Read the entries below and pull out each line with the string "Share".

#### GIVEN DATA ####

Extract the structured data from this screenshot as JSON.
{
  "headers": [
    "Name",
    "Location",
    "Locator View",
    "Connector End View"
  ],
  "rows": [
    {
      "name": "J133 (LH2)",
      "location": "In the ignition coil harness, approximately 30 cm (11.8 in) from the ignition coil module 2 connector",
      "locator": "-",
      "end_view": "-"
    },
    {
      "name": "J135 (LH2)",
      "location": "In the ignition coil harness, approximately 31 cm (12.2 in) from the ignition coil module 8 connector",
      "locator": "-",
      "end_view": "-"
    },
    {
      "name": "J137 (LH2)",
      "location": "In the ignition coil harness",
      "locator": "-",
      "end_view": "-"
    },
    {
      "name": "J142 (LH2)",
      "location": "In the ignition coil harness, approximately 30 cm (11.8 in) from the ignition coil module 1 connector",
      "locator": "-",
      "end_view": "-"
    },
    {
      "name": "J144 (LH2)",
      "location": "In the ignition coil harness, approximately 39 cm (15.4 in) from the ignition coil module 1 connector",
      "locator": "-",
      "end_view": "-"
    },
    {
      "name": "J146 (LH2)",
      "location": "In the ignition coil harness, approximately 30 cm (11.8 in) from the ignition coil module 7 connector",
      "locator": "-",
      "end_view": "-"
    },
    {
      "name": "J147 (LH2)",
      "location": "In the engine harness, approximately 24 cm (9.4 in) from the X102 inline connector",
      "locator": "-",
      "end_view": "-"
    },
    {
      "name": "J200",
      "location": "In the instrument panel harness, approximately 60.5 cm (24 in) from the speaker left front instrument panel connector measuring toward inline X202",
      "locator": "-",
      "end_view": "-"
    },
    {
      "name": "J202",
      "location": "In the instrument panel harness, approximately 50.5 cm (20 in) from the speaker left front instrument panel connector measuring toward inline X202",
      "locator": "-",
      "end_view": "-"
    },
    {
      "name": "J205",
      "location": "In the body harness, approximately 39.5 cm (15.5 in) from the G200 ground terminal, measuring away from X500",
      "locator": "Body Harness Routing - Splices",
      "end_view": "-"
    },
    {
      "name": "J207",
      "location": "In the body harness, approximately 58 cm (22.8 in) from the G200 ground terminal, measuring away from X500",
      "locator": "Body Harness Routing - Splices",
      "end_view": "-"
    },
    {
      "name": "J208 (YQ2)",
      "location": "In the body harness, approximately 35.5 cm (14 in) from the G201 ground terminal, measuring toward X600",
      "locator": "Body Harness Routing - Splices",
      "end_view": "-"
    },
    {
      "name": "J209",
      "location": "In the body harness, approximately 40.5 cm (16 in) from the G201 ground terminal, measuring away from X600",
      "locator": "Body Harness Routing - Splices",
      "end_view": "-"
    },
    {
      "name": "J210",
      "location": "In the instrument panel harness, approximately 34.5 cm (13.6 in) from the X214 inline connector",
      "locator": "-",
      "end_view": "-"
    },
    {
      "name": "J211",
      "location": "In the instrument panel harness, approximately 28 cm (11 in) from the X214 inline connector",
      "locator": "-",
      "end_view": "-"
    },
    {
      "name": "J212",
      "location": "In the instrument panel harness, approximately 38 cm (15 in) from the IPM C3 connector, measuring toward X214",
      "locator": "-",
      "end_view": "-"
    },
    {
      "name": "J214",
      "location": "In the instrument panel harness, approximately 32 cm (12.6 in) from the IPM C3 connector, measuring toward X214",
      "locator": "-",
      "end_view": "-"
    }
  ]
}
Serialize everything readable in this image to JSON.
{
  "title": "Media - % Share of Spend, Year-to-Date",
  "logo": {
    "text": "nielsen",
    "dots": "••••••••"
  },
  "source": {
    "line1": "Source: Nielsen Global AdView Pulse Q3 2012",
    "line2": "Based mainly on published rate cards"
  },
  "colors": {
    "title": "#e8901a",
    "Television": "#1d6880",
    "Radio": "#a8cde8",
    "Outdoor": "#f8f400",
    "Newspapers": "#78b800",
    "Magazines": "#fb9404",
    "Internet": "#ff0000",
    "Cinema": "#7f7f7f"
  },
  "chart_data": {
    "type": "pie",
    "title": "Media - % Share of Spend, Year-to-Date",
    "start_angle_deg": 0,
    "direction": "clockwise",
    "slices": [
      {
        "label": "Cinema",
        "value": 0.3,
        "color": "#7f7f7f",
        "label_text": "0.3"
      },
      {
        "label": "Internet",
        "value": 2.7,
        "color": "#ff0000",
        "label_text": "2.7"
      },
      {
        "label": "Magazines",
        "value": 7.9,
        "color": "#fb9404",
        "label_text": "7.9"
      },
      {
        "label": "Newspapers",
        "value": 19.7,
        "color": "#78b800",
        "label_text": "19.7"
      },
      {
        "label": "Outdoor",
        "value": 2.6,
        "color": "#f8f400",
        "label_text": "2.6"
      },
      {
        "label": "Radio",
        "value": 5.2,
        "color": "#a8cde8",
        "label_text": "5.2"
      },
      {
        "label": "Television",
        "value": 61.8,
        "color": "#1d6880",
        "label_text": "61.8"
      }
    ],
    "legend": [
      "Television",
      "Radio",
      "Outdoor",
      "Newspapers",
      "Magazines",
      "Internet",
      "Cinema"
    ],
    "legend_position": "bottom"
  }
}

####

▸ **ANSWER**:
  "title": "Media - % Share of Spend, Year-to-Date",
    "title": "Media - % Share of Spend, Year-to-Date",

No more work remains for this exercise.